> **Dataset records**
== == ==

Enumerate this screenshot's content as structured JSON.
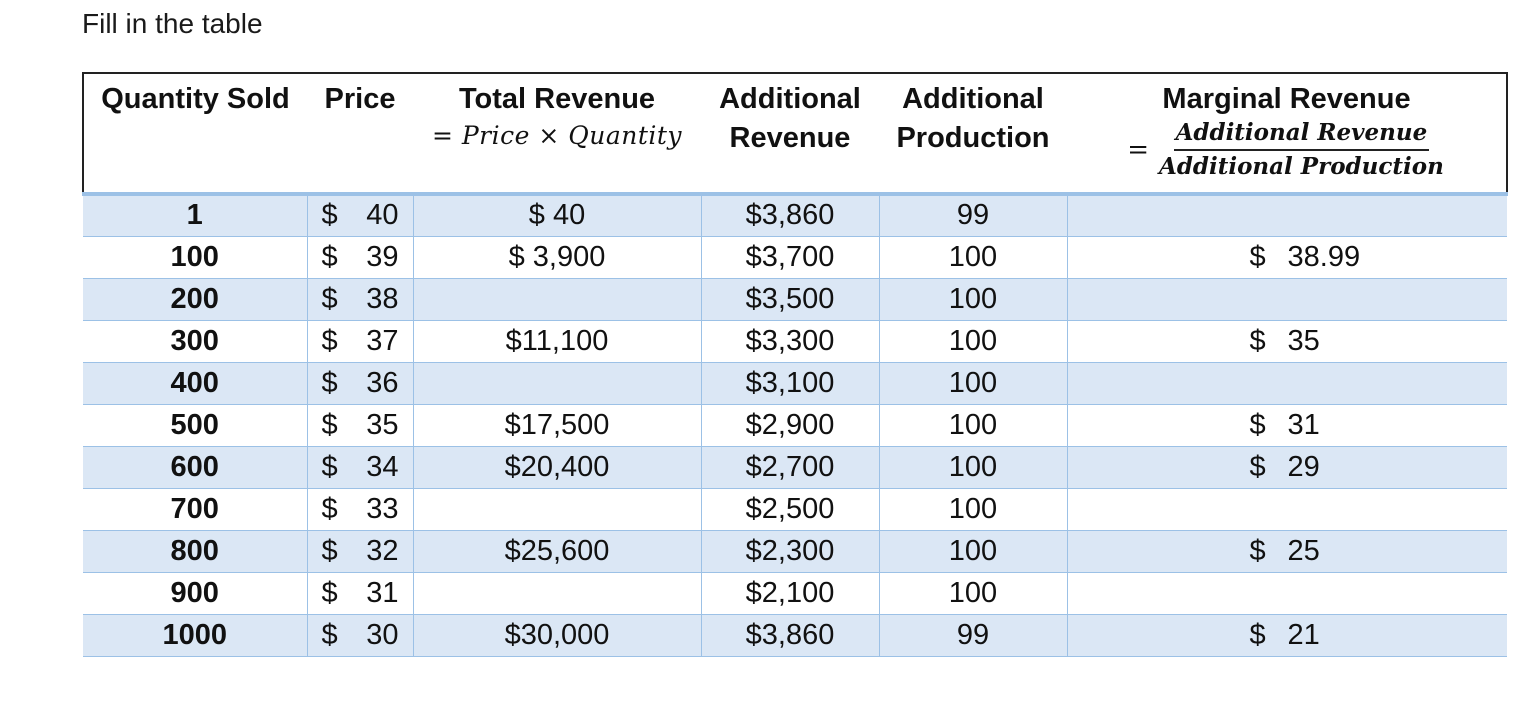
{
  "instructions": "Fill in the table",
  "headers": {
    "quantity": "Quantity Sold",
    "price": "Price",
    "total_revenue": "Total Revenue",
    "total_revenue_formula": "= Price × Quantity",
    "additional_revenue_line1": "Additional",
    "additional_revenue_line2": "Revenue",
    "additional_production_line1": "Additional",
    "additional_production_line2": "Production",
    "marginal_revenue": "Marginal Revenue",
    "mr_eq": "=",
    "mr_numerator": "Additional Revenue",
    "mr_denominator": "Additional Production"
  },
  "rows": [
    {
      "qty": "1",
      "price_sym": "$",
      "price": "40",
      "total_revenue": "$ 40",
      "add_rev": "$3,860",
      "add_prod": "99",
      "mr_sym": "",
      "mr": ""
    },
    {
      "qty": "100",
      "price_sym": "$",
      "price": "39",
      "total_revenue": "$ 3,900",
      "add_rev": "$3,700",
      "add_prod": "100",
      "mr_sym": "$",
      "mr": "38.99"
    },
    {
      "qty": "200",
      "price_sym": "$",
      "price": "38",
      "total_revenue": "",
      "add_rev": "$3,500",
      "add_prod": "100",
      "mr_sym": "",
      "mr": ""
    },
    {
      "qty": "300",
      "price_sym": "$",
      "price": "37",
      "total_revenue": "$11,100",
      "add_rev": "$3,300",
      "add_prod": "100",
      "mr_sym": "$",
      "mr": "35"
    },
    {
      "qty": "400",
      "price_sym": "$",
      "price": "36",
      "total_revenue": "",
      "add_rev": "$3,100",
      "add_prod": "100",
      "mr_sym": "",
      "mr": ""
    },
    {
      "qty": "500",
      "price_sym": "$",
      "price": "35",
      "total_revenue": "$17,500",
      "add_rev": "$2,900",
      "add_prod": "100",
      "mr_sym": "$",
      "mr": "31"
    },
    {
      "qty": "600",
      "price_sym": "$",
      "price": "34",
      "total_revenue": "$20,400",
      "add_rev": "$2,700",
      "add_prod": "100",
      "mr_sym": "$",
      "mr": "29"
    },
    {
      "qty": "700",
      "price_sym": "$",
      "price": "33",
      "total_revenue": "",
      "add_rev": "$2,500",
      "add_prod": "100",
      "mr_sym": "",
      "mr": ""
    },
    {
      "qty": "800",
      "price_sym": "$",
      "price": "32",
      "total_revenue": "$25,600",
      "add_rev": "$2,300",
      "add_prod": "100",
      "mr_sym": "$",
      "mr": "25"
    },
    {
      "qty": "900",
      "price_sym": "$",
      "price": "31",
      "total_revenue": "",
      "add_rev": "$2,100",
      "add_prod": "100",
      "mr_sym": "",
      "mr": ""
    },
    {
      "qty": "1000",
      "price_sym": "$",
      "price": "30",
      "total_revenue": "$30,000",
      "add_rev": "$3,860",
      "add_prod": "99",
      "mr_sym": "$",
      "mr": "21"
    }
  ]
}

== == ==

> **Instructions to follow**
The pictures should not appear in the copy; every other part of the records above must be returned exactly.

> **Task answer**
Enumerate this screenshot's content as structured JSON.
{
  "instructions": "Fill in the table",
  "headers": {
    "quantity": "Quantity Sold",
    "price": "Price",
    "total_revenue": "Total Revenue",
    "total_revenue_formula": "= Price × Quantity",
    "additional_revenue_line1": "Additional",
    "additional_revenue_line2": "Revenue",
    "additional_production_line1": "Additional",
    "additional_production_line2": "Production",
    "marginal_revenue": "Marginal Revenue",
    "mr_eq": "=",
    "mr_numerator": "Additional Revenue",
    "mr_denominator": "Additional Production"
  },
  "rows": [
    {
      "qty": "1",
      "price_sym": "$",
      "price": "40",
      "total_revenue": "$ 40",
      "add_rev": "$3,860",
      "add_prod": "99",
      "mr_sym": "",
      "mr": ""
    },
    {
      "qty": "100",
      "price_sym": "$",
      "price": "39",
      "total_revenue": "$ 3,900",
      "add_rev": "$3,700",
      "add_prod": "100",
      "mr_sym": "$",
      "mr": "38.99"
    },
    {
      "qty": "200",
      "price_sym": "$",
      "price": "38",
      "total_revenue": "",
      "add_rev": "$3,500",
      "add_prod": "100",
      "mr_sym": "",
      "mr": ""
    },
    {
      "qty": "300",
      "price_sym": "$",
      "price": "37",
      "total_revenue": "$11,100",
      "add_rev": "$3,300",
      "add_prod": "100",
      "mr_sym": "$",
      "mr": "35"
    },
    {
      "qty": "400",
      "price_sym": "$",
      "price": "36",
      "total_revenue": "",
      "add_rev": "$3,100",
      "add_prod": "100",
      "mr_sym": "",
      "mr": ""
    },
    {
      "qty": "500",
      "price_sym": "$",
      "price": "35",
      "total_revenue": "$17,500",
      "add_rev": "$2,900",
      "add_prod": "100",
      "mr_sym": "$",
      "mr": "31"
    },
    {
      "qty": "600",
      "price_sym": "$",
      "price": "34",
      "total_revenue": "$20,400",
      "add_rev": "$2,700",
      "add_prod": "100",
      "mr_sym": "$",
      "mr": "29"
    },
    {
      "qty": "700",
      "price_sym": "$",
      "price": "33",
      "total_revenue": "",
      "add_rev": "$2,500",
      "add_prod": "100",
      "mr_sym": "",
      "mr": ""
    },
    {
      "qty": "800",
      "price_sym": "$",
      "price": "32",
      "total_revenue": "$25,600",
      "add_rev": "$2,300",
      "add_prod": "100",
      "mr_sym": "$",
      "mr": "25"
    },
    {
      "qty": "900",
      "price_sym": "$",
      "price": "31",
      "total_revenue": "",
      "add_rev": "$2,100",
      "add_prod": "100",
      "mr_sym": "",
      "mr": ""
    },
    {
      "qty": "1000",
      "price_sym": "$",
      "price": "30",
      "total_revenue": "$30,000",
      "add_rev": "$3,860",
      "add_prod": "99",
      "mr_sym": "$",
      "mr": "21"
    }
  ]
}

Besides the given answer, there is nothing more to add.